● **Dataset rows**:
========
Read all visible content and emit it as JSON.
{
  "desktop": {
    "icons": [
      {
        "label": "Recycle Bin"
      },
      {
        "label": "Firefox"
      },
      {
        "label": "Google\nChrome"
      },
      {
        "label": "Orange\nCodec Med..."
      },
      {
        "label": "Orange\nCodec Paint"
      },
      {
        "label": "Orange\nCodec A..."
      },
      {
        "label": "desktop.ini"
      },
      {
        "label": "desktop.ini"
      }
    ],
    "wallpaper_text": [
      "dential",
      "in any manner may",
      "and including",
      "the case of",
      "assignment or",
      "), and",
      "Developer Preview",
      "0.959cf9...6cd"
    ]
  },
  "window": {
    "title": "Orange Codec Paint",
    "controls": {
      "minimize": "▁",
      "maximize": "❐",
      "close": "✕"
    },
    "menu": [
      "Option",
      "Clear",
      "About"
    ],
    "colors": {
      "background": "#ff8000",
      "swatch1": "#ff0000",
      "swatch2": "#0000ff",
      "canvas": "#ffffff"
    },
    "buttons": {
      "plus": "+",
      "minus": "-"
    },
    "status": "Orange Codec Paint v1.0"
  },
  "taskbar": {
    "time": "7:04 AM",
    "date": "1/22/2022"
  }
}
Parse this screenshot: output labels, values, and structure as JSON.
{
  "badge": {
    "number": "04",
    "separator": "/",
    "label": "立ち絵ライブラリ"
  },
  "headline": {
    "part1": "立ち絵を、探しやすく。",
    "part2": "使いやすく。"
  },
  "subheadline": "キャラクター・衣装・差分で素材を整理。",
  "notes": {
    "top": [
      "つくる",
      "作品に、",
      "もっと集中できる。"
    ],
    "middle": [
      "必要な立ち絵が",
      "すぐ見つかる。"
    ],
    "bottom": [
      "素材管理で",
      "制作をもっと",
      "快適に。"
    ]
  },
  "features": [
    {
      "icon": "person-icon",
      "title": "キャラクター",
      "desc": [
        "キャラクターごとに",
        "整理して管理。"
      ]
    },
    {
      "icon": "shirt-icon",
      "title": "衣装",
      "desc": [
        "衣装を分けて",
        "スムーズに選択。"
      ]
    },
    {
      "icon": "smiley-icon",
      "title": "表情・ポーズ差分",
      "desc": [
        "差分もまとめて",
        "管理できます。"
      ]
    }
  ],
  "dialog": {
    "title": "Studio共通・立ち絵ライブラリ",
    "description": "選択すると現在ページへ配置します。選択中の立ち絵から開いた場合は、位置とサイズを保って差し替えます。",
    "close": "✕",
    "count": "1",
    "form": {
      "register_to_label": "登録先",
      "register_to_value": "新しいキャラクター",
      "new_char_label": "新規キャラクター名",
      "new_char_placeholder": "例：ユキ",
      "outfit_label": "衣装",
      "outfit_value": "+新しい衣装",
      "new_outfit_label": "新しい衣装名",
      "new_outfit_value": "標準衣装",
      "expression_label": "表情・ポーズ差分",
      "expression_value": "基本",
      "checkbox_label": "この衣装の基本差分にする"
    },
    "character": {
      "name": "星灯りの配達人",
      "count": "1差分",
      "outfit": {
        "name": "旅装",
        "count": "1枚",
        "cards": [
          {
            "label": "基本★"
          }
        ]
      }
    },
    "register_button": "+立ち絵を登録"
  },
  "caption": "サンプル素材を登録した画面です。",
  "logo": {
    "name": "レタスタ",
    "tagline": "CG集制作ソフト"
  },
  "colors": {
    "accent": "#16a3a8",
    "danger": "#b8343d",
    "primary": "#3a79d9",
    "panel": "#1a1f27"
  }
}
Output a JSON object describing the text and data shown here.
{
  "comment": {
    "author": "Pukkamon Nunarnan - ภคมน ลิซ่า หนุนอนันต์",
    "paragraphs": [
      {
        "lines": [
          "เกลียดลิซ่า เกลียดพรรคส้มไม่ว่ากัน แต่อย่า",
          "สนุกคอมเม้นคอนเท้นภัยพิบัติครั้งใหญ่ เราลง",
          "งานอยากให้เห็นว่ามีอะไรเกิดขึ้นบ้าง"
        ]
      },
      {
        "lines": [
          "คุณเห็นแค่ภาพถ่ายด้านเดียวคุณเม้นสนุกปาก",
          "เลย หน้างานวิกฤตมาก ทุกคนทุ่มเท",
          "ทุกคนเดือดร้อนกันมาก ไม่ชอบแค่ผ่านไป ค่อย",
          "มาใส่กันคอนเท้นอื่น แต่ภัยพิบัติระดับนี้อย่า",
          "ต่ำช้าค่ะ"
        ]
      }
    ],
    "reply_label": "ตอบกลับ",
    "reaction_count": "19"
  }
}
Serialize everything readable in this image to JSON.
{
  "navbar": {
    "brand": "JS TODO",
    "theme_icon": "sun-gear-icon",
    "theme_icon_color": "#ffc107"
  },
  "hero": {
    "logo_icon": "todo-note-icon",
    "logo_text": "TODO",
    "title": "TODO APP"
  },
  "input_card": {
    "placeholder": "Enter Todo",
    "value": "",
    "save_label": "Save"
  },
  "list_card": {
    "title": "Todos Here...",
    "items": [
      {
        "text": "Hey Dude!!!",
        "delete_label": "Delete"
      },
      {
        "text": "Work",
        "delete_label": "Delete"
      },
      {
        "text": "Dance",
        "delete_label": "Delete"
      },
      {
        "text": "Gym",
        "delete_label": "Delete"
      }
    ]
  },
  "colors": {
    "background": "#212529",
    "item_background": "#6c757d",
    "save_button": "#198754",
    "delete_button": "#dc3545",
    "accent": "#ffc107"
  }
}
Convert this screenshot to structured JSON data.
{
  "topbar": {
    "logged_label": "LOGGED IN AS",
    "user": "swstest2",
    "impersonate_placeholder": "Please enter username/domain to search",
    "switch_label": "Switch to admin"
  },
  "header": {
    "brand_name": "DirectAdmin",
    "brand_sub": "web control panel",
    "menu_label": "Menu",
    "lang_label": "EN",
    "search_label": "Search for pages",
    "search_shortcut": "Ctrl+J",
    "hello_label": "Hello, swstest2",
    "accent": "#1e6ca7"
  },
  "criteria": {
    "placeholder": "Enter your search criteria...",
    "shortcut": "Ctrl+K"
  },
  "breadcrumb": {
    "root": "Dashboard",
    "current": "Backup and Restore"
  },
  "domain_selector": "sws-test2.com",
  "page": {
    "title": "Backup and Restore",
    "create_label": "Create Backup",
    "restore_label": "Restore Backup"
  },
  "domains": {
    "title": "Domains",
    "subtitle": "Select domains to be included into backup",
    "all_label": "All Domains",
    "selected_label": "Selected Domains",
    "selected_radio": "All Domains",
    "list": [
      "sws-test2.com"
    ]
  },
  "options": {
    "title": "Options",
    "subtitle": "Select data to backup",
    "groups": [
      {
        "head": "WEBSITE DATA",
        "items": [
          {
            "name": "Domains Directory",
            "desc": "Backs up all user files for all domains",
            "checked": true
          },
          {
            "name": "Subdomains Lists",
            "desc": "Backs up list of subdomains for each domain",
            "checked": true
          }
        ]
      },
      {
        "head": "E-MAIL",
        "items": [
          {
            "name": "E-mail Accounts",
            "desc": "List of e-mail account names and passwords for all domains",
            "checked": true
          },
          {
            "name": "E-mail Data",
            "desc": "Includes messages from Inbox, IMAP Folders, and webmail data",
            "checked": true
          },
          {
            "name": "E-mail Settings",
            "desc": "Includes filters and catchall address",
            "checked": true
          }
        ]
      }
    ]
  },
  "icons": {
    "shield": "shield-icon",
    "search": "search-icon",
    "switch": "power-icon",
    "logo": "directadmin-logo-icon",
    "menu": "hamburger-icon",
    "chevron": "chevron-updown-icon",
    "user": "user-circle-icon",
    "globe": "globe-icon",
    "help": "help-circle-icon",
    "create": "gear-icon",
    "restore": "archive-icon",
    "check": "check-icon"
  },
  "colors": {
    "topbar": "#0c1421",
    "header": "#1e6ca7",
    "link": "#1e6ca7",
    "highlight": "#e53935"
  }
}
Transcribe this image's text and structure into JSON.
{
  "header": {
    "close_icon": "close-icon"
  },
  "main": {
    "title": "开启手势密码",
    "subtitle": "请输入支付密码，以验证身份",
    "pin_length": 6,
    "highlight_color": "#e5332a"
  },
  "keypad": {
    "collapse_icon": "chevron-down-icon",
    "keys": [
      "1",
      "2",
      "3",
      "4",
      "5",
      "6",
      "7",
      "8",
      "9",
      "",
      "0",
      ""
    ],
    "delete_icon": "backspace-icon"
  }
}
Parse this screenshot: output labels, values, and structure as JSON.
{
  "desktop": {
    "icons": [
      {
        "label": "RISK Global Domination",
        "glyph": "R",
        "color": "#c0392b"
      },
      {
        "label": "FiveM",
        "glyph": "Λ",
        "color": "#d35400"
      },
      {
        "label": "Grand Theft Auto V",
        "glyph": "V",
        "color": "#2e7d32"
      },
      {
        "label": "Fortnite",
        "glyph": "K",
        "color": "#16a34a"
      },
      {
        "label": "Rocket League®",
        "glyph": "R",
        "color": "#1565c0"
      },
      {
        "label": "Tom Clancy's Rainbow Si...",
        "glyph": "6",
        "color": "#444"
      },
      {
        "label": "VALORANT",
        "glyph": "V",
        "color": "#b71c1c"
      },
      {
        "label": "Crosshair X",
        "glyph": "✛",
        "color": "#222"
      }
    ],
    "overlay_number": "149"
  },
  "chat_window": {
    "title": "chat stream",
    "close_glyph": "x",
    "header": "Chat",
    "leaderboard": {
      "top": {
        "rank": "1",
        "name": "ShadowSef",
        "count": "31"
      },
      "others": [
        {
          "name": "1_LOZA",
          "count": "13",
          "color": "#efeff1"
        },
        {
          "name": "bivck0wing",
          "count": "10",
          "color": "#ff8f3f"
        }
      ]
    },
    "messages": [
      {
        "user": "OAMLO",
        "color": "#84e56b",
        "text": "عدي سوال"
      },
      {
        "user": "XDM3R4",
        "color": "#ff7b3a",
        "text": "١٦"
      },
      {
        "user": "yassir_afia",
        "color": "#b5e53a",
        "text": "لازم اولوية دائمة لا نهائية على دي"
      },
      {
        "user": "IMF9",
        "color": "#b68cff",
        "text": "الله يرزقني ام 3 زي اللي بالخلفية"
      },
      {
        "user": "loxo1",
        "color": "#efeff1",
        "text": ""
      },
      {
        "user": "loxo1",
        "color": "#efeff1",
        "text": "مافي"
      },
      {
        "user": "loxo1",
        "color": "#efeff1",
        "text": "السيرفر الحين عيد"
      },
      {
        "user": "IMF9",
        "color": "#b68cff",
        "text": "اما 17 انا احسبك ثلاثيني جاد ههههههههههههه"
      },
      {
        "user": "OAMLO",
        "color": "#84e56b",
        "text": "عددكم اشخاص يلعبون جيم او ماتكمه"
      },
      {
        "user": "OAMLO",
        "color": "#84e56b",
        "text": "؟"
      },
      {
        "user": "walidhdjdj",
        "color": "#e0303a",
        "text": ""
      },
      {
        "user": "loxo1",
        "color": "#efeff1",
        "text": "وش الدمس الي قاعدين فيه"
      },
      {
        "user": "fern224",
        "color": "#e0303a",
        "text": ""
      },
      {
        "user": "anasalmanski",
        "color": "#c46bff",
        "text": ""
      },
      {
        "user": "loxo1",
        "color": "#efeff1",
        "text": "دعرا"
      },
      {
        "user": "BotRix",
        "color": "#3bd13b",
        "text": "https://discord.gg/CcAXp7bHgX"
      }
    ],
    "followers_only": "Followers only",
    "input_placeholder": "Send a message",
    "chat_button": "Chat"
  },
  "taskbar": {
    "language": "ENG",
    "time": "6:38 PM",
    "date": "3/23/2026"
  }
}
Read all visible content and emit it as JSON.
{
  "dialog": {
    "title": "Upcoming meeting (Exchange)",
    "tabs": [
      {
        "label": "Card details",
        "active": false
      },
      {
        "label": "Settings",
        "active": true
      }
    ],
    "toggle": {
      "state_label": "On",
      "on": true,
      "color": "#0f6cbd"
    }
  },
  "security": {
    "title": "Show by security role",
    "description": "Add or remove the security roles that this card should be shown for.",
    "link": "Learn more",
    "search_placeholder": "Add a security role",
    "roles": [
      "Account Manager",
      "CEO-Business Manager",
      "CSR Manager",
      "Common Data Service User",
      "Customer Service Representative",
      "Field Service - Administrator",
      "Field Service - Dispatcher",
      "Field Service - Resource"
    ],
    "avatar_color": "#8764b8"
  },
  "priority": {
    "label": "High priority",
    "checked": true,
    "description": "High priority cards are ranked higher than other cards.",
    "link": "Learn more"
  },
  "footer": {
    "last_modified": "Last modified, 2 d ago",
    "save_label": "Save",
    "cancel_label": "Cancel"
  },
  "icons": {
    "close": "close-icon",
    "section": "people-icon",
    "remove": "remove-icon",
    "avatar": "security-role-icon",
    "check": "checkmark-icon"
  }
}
========
● **Your objective**: Show the lines of the records that contain the word "Paint".

● **Task output**:
        "label": "Orange\nCodec Paint"
    "title": "Orange Codec Paint",
    "status": "Orange Codec Paint v1.0"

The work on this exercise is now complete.